AIM OF THE TASK
Output each entry verbatim and exclude every picture from it.

** Begin GIVEN ENTRIES **

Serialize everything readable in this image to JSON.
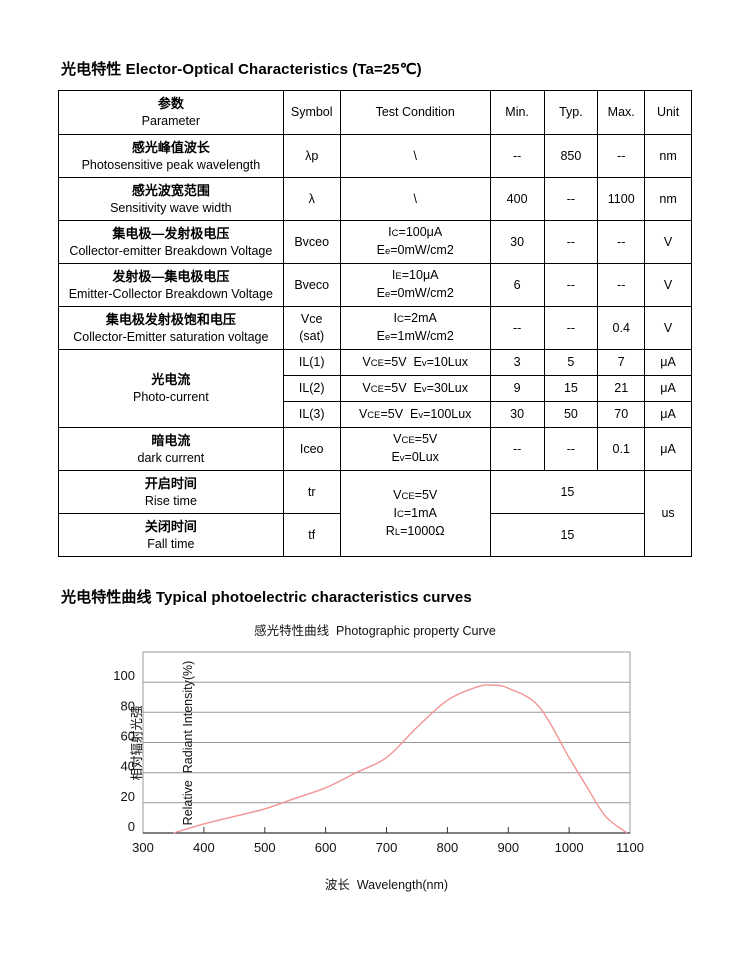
{
  "page": {
    "section1_title": "光电特性 Elector-Optical Characteristics (Ta=25℃)",
    "section2_title": "光电特性曲线 Typical photoelectric characteristics curves"
  },
  "table": {
    "headers": [
      {
        "lines": [
          "参数",
          "Parameter"
        ]
      },
      {
        "lines": [
          "Symbol"
        ]
      },
      {
        "lines": [
          "Test Condition"
        ]
      },
      {
        "lines": [
          "Min."
        ]
      },
      {
        "lines": [
          "Typ."
        ]
      },
      {
        "lines": [
          "Max."
        ]
      },
      {
        "lines": [
          "Unit"
        ]
      }
    ],
    "rows": [
      {
        "cells": [
          {
            "lines": [
              "感光峰值波长",
              "Photosensitive peak wavelength"
            ]
          },
          {
            "lines": [
              "λp"
            ]
          },
          {
            "lines": [
              "\\"
            ]
          },
          {
            "lines": [
              "--"
            ]
          },
          {
            "lines": [
              "850"
            ]
          },
          {
            "lines": [
              "--"
            ]
          },
          {
            "lines": [
              "nm"
            ]
          }
        ]
      },
      {
        "cells": [
          {
            "lines": [
              "感光波宽范围",
              "Sensitivity wave width"
            ]
          },
          {
            "lines": [
              "λ"
            ]
          },
          {
            "lines": [
              "\\"
            ]
          },
          {
            "lines": [
              "400"
            ]
          },
          {
            "lines": [
              "--"
            ]
          },
          {
            "lines": [
              "1100"
            ]
          },
          {
            "lines": [
              "nm"
            ]
          }
        ]
      },
      {
        "cells": [
          {
            "lines": [
              "集电极—发射极电压",
              "Collector-emitter Breakdown Voltage"
            ]
          },
          {
            "lines": [
              "Bvceo"
            ]
          },
          {
            "lines": [
              "IC=100μA",
              "Ee=0mW/cm2"
            ]
          },
          {
            "lines": [
              "30"
            ]
          },
          {
            "lines": [
              "--"
            ]
          },
          {
            "lines": [
              "--"
            ]
          },
          {
            "lines": [
              "V"
            ]
          }
        ]
      },
      {
        "cells": [
          {
            "lines": [
              "发射极—集电极电压",
              "Emitter-Collector Breakdown Voltage"
            ]
          },
          {
            "lines": [
              "Bveco"
            ]
          },
          {
            "lines": [
              "IE=10μA",
              "Ee=0mW/cm2"
            ]
          },
          {
            "lines": [
              "6"
            ]
          },
          {
            "lines": [
              "--"
            ]
          },
          {
            "lines": [
              "--"
            ]
          },
          {
            "lines": [
              "V"
            ]
          }
        ]
      },
      {
        "cells": [
          {
            "lines": [
              "集电极发射极饱和电压",
              "Collector-Emitter saturation voltage"
            ]
          },
          {
            "lines": [
              "Vce",
              "(sat)"
            ]
          },
          {
            "lines": [
              "IC=2mA",
              "Ee=1mW/cm2"
            ]
          },
          {
            "lines": [
              "--"
            ]
          },
          {
            "lines": [
              "--"
            ]
          },
          {
            "lines": [
              "0.4"
            ]
          },
          {
            "lines": [
              "V"
            ]
          }
        ]
      },
      {
        "compact": true,
        "cells": [
          {
            "lines": [
              "光电流",
              "Photo-current"
            ],
            "rowspan": 3
          },
          {
            "lines": [
              "IL(1)"
            ]
          },
          {
            "lines": [
              "VCE=5V  Ev=10Lux"
            ]
          },
          {
            "lines": [
              "3"
            ]
          },
          {
            "lines": [
              "5"
            ]
          },
          {
            "lines": [
              "7"
            ]
          },
          {
            "lines": [
              "μA"
            ]
          }
        ]
      },
      {
        "compact": true,
        "cells": [
          {
            "lines": [
              "IL(2)"
            ]
          },
          {
            "lines": [
              "VCE=5V  Ev=30Lux"
            ]
          },
          {
            "lines": [
              "9"
            ]
          },
          {
            "lines": [
              "15"
            ]
          },
          {
            "lines": [
              "21"
            ]
          },
          {
            "lines": [
              "μA"
            ]
          }
        ]
      },
      {
        "compact": true,
        "cells": [
          {
            "lines": [
              "IL(3)"
            ]
          },
          {
            "lines": [
              "VCE=5V  Ev=100Lux"
            ]
          },
          {
            "lines": [
              "30"
            ]
          },
          {
            "lines": [
              "50"
            ]
          },
          {
            "lines": [
              "70"
            ]
          },
          {
            "lines": [
              "μA"
            ]
          }
        ]
      },
      {
        "cells": [
          {
            "lines": [
              "暗电流",
              "dark current"
            ]
          },
          {
            "lines": [
              "Iceo"
            ]
          },
          {
            "lines": [
              "VCE=5V",
              "Ev=0Lux"
            ]
          },
          {
            "lines": [
              "--"
            ]
          },
          {
            "lines": [
              "--"
            ]
          },
          {
            "lines": [
              "0.1"
            ]
          },
          {
            "lines": [
              "μA"
            ]
          }
        ]
      },
      {
        "cells": [
          {
            "lines": [
              "开启时间",
              "Rise time"
            ]
          },
          {
            "lines": [
              "tr"
            ]
          },
          {
            "lines": [
              "VCE=5V",
              "IC=1mA",
              "RL=1000Ω"
            ],
            "rowspan": 2
          },
          {
            "lines": [
              "15"
            ],
            "colspan": 3
          },
          {
            "lines": [
              "us"
            ],
            "rowspan": 2
          }
        ]
      },
      {
        "cells": [
          {
            "lines": [
              "关闭时间",
              "Fall time"
            ]
          },
          {
            "lines": [
              "tf"
            ]
          },
          {
            "lines": [
              "15"
            ],
            "colspan": 3
          }
        ]
      }
    ]
  },
  "chart_data": {
    "type": "line",
    "title": "感光特性曲线  Photographic property Curve",
    "xlabel": "波长  Wavelength(nm)",
    "ylabel": "相对辐射光强 Relative Radiant Intensity(%)",
    "ylabel_cn": "相对辐射光强",
    "ylabel_en": "Relative  Radiant Intensity(%)",
    "xlim": [
      300,
      1100
    ],
    "ylim": [
      0,
      120
    ],
    "xticks": [
      300,
      400,
      500,
      600,
      700,
      800,
      900,
      1000,
      1100
    ],
    "yticks": [
      0,
      20,
      40,
      60,
      80,
      100
    ],
    "grid": "horizontal-only",
    "legend": "none",
    "line_color": "#f29494",
    "series": [
      {
        "name": "Relative Radiant Intensity",
        "x": [
          350,
          400,
          450,
          500,
          550,
          600,
          650,
          700,
          750,
          800,
          850,
          875,
          900,
          950,
          1000,
          1030,
          1060,
          1095
        ],
        "y": [
          0,
          6,
          11,
          16,
          23,
          30,
          40,
          50,
          70,
          88,
          97,
          98,
          96,
          84,
          50,
          30,
          11,
          0
        ]
      }
    ]
  }
}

** End GIVEN ENTRIES **

EXERCISE ANSWER
Serialize everything readable in this image to JSON.
{
  "page": {
    "section1_title": "光电特性 Elector-Optical Characteristics (Ta=25℃)",
    "section2_title": "光电特性曲线 Typical photoelectric characteristics curves"
  },
  "table": {
    "headers": [
      {
        "lines": [
          "参数",
          "Parameter"
        ]
      },
      {
        "lines": [
          "Symbol"
        ]
      },
      {
        "lines": [
          "Test Condition"
        ]
      },
      {
        "lines": [
          "Min."
        ]
      },
      {
        "lines": [
          "Typ."
        ]
      },
      {
        "lines": [
          "Max."
        ]
      },
      {
        "lines": [
          "Unit"
        ]
      }
    ],
    "rows": [
      {
        "cells": [
          {
            "lines": [
              "感光峰值波长",
              "Photosensitive peak wavelength"
            ]
          },
          {
            "lines": [
              "λp"
            ]
          },
          {
            "lines": [
              "\\"
            ]
          },
          {
            "lines": [
              "--"
            ]
          },
          {
            "lines": [
              "850"
            ]
          },
          {
            "lines": [
              "--"
            ]
          },
          {
            "lines": [
              "nm"
            ]
          }
        ]
      },
      {
        "cells": [
          {
            "lines": [
              "感光波宽范围",
              "Sensitivity wave width"
            ]
          },
          {
            "lines": [
              "λ"
            ]
          },
          {
            "lines": [
              "\\"
            ]
          },
          {
            "lines": [
              "400"
            ]
          },
          {
            "lines": [
              "--"
            ]
          },
          {
            "lines": [
              "1100"
            ]
          },
          {
            "lines": [
              "nm"
            ]
          }
        ]
      },
      {
        "cells": [
          {
            "lines": [
              "集电极—发射极电压",
              "Collector-emitter Breakdown Voltage"
            ]
          },
          {
            "lines": [
              "Bvceo"
            ]
          },
          {
            "lines": [
              "IC=100μA",
              "Ee=0mW/cm2"
            ]
          },
          {
            "lines": [
              "30"
            ]
          },
          {
            "lines": [
              "--"
            ]
          },
          {
            "lines": [
              "--"
            ]
          },
          {
            "lines": [
              "V"
            ]
          }
        ]
      },
      {
        "cells": [
          {
            "lines": [
              "发射极—集电极电压",
              "Emitter-Collector Breakdown Voltage"
            ]
          },
          {
            "lines": [
              "Bveco"
            ]
          },
          {
            "lines": [
              "IE=10μA",
              "Ee=0mW/cm2"
            ]
          },
          {
            "lines": [
              "6"
            ]
          },
          {
            "lines": [
              "--"
            ]
          },
          {
            "lines": [
              "--"
            ]
          },
          {
            "lines": [
              "V"
            ]
          }
        ]
      },
      {
        "cells": [
          {
            "lines": [
              "集电极发射极饱和电压",
              "Collector-Emitter saturation voltage"
            ]
          },
          {
            "lines": [
              "Vce",
              "(sat)"
            ]
          },
          {
            "lines": [
              "IC=2mA",
              "Ee=1mW/cm2"
            ]
          },
          {
            "lines": [
              "--"
            ]
          },
          {
            "lines": [
              "--"
            ]
          },
          {
            "lines": [
              "0.4"
            ]
          },
          {
            "lines": [
              "V"
            ]
          }
        ]
      },
      {
        "compact": true,
        "cells": [
          {
            "lines": [
              "光电流",
              "Photo-current"
            ],
            "rowspan": 3
          },
          {
            "lines": [
              "IL(1)"
            ]
          },
          {
            "lines": [
              "VCE=5V  Ev=10Lux"
            ]
          },
          {
            "lines": [
              "3"
            ]
          },
          {
            "lines": [
              "5"
            ]
          },
          {
            "lines": [
              "7"
            ]
          },
          {
            "lines": [
              "μA"
            ]
          }
        ]
      },
      {
        "compact": true,
        "cells": [
          {
            "lines": [
              "IL(2)"
            ]
          },
          {
            "lines": [
              "VCE=5V  Ev=30Lux"
            ]
          },
          {
            "lines": [
              "9"
            ]
          },
          {
            "lines": [
              "15"
            ]
          },
          {
            "lines": [
              "21"
            ]
          },
          {
            "lines": [
              "μA"
            ]
          }
        ]
      },
      {
        "compact": true,
        "cells": [
          {
            "lines": [
              "IL(3)"
            ]
          },
          {
            "lines": [
              "VCE=5V  Ev=100Lux"
            ]
          },
          {
            "lines": [
              "30"
            ]
          },
          {
            "lines": [
              "50"
            ]
          },
          {
            "lines": [
              "70"
            ]
          },
          {
            "lines": [
              "μA"
            ]
          }
        ]
      },
      {
        "cells": [
          {
            "lines": [
              "暗电流",
              "dark current"
            ]
          },
          {
            "lines": [
              "Iceo"
            ]
          },
          {
            "lines": [
              "VCE=5V",
              "Ev=0Lux"
            ]
          },
          {
            "lines": [
              "--"
            ]
          },
          {
            "lines": [
              "--"
            ]
          },
          {
            "lines": [
              "0.1"
            ]
          },
          {
            "lines": [
              "μA"
            ]
          }
        ]
      },
      {
        "cells": [
          {
            "lines": [
              "开启时间",
              "Rise time"
            ]
          },
          {
            "lines": [
              "tr"
            ]
          },
          {
            "lines": [
              "VCE=5V",
              "IC=1mA",
              "RL=1000Ω"
            ],
            "rowspan": 2
          },
          {
            "lines": [
              "15"
            ],
            "colspan": 3
          },
          {
            "lines": [
              "us"
            ],
            "rowspan": 2
          }
        ]
      },
      {
        "cells": [
          {
            "lines": [
              "关闭时间",
              "Fall time"
            ]
          },
          {
            "lines": [
              "tf"
            ]
          },
          {
            "lines": [
              "15"
            ],
            "colspan": 3
          }
        ]
      }
    ]
  },
  "chart_data": {
    "type": "line",
    "title": "感光特性曲线  Photographic property Curve",
    "xlabel": "波长  Wavelength(nm)",
    "ylabel": "相对辐射光强 Relative Radiant Intensity(%)",
    "ylabel_cn": "相对辐射光强",
    "ylabel_en": "Relative  Radiant Intensity(%)",
    "xlim": [
      300,
      1100
    ],
    "ylim": [
      0,
      120
    ],
    "xticks": [
      300,
      400,
      500,
      600,
      700,
      800,
      900,
      1000,
      1100
    ],
    "yticks": [
      0,
      20,
      40,
      60,
      80,
      100
    ],
    "grid": "horizontal-only",
    "legend": "none",
    "line_color": "#f29494",
    "series": [
      {
        "name": "Relative Radiant Intensity",
        "x": [
          350,
          400,
          450,
          500,
          550,
          600,
          650,
          700,
          750,
          800,
          850,
          875,
          900,
          950,
          1000,
          1030,
          1060,
          1095
        ],
        "y": [
          0,
          6,
          11,
          16,
          23,
          30,
          40,
          50,
          70,
          88,
          97,
          98,
          96,
          84,
          50,
          30,
          11,
          0
        ]
      }
    ]
  }
}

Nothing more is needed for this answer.